Records excerpted from a collection:
>> START
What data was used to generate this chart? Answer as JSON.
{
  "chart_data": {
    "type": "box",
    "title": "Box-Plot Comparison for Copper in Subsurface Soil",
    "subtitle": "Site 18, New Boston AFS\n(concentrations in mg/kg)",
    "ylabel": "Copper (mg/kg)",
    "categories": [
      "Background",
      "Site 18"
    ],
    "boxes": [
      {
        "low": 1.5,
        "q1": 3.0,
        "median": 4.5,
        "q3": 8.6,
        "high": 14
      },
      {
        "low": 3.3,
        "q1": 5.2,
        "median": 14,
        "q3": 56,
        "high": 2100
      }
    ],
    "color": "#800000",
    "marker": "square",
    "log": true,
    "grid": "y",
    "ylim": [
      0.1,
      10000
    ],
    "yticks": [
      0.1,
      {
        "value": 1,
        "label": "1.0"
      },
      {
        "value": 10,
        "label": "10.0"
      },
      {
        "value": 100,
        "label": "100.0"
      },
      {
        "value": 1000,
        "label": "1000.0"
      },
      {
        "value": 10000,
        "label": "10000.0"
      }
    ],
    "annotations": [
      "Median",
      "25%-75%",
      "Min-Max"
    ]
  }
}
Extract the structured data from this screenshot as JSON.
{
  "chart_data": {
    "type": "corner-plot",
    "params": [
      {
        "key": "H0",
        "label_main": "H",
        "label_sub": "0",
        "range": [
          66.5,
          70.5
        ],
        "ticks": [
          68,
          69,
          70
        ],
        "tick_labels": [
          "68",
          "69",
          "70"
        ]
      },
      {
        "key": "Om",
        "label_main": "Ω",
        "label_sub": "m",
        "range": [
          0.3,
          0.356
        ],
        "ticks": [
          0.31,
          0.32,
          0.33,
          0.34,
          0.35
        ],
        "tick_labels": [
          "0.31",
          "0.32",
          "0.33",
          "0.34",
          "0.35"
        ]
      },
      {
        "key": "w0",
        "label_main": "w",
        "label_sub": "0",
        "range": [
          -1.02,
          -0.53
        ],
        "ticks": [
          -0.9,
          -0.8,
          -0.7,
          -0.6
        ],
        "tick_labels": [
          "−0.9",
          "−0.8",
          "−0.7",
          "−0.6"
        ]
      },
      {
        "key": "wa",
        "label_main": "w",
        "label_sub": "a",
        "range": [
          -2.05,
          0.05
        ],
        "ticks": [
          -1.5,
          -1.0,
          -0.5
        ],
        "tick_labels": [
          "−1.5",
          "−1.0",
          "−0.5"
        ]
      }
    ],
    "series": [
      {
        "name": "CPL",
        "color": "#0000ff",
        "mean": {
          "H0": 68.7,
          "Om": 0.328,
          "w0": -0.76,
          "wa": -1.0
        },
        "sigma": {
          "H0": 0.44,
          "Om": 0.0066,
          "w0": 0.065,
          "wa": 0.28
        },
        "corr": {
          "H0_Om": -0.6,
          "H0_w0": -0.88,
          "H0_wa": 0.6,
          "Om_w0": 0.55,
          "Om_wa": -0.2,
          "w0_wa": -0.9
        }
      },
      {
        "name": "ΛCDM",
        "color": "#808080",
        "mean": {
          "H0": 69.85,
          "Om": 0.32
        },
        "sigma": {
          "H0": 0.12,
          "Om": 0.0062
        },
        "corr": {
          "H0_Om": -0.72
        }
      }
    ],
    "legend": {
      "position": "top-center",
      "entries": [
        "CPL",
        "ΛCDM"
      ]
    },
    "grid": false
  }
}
>> END
*YOUR TASK:* Output every record above exactly as it appears.

*TASK SOLUTION:*
What data was used to generate this chart? Answer as JSON.
{
  "chart_data": {
    "type": "box",
    "title": "Box-Plot Comparison for Copper in Subsurface Soil",
    "subtitle": "Site 18, New Boston AFS\n(concentrations in mg/kg)",
    "ylabel": "Copper (mg/kg)",
    "categories": [
      "Background",
      "Site 18"
    ],
    "boxes": [
      {
        "low": 1.5,
        "q1": 3.0,
        "median": 4.5,
        "q3": 8.6,
        "high": 14
      },
      {
        "low": 3.3,
        "q1": 5.2,
        "median": 14,
        "q3": 56,
        "high": 2100
      }
    ],
    "color": "#800000",
    "marker": "square",
    "log": true,
    "grid": "y",
    "ylim": [
      0.1,
      10000
    ],
    "yticks": [
      0.1,
      {
        "value": 1,
        "label": "1.0"
      },
      {
        "value": 10,
        "label": "10.0"
      },
      {
        "value": 100,
        "label": "100.0"
      },
      {
        "value": 1000,
        "label": "1000.0"
      },
      {
        "value": 10000,
        "label": "10000.0"
      }
    ],
    "annotations": [
      "Median",
      "25%-75%",
      "Min-Max"
    ]
  }
}
Extract the structured data from this screenshot as JSON.
{
  "chart_data": {
    "type": "corner-plot",
    "params": [
      {
        "key": "H0",
        "label_main": "H",
        "label_sub": "0",
        "range": [
          66.5,
          70.5
        ],
        "ticks": [
          68,
          69,
          70
        ],
        "tick_labels": [
          "68",
          "69",
          "70"
        ]
      },
      {
        "key": "Om",
        "label_main": "Ω",
        "label_sub": "m",
        "range": [
          0.3,
          0.356
        ],
        "ticks": [
          0.31,
          0.32,
          0.33,
          0.34,
          0.35
        ],
        "tick_labels": [
          "0.31",
          "0.32",
          "0.33",
          "0.34",
          "0.35"
        ]
      },
      {
        "key": "w0",
        "label_main": "w",
        "label_sub": "0",
        "range": [
          -1.02,
          -0.53
        ],
        "ticks": [
          -0.9,
          -0.8,
          -0.7,
          -0.6
        ],
        "tick_labels": [
          "−0.9",
          "−0.8",
          "−0.7",
          "−0.6"
        ]
      },
      {
        "key": "wa",
        "label_main": "w",
        "label_sub": "a",
        "range": [
          -2.05,
          0.05
        ],
        "ticks": [
          -1.5,
          -1.0,
          -0.5
        ],
        "tick_labels": [
          "−1.5",
          "−1.0",
          "−0.5"
        ]
      }
    ],
    "series": [
      {
        "name": "CPL",
        "color": "#0000ff",
        "mean": {
          "H0": 68.7,
          "Om": 0.328,
          "w0": -0.76,
          "wa": -1.0
        },
        "sigma": {
          "H0": 0.44,
          "Om": 0.0066,
          "w0": 0.065,
          "wa": 0.28
        },
        "corr": {
          "H0_Om": -0.6,
          "H0_w0": -0.88,
          "H0_wa": 0.6,
          "Om_w0": 0.55,
          "Om_wa": -0.2,
          "w0_wa": -0.9
        }
      },
      {
        "name": "ΛCDM",
        "color": "#808080",
        "mean": {
          "H0": 69.85,
          "Om": 0.32
        },
        "sigma": {
          "H0": 0.12,
          "Om": 0.0062
        },
        "corr": {
          "H0_Om": -0.72
        }
      }
    ],
    "legend": {
      "position": "top-center",
      "entries": [
        "CPL",
        "ΛCDM"
      ]
    },
    "grid": false
  }
}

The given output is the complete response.